>> BEGIN

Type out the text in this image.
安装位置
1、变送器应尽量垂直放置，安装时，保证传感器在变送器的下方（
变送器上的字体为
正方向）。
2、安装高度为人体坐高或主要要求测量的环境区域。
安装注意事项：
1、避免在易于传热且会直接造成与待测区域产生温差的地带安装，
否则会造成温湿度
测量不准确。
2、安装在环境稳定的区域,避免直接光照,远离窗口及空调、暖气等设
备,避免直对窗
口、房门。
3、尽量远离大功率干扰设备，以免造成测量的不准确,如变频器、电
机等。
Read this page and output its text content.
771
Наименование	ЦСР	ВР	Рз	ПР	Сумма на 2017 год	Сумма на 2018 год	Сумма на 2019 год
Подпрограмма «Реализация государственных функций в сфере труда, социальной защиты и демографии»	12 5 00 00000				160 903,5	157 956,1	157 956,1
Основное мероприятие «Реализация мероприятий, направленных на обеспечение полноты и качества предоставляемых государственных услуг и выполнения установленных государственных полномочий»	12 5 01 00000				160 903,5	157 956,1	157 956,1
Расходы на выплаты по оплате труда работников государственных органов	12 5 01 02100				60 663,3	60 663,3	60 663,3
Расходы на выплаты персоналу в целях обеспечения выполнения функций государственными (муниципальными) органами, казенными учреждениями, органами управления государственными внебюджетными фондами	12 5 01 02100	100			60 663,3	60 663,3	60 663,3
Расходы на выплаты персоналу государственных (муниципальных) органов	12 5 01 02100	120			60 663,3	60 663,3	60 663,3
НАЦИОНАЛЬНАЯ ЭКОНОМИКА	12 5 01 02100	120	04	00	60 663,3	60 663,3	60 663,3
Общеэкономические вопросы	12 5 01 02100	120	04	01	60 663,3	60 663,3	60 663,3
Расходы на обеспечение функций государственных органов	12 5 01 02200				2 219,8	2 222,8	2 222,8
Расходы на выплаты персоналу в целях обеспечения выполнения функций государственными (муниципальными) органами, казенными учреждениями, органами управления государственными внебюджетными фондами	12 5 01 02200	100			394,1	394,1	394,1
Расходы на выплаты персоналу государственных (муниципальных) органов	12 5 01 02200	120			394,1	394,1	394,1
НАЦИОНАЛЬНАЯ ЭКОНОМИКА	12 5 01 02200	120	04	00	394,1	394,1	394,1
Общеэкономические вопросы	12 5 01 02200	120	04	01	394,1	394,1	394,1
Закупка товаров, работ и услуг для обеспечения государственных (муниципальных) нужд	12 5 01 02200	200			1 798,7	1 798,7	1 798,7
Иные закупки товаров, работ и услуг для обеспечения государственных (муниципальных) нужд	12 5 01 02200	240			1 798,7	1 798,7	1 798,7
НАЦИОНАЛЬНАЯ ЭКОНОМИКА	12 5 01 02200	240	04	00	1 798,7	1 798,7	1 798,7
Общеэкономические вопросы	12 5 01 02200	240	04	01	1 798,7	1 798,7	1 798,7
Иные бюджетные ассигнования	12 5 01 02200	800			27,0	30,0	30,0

>> END

__Problem to work on__: Return all lines with the word "Иные" in them.

__Exercise result__:
Иные закупки товаров, работ и услуг для обеспечения государственных (муниципальных) нужд	12 5 01 02200	240			1 798,7	1 798,7	1 798,7
Иные бюджетные ассигнования	12 5 01 02200	800			27,0	30,0	30,0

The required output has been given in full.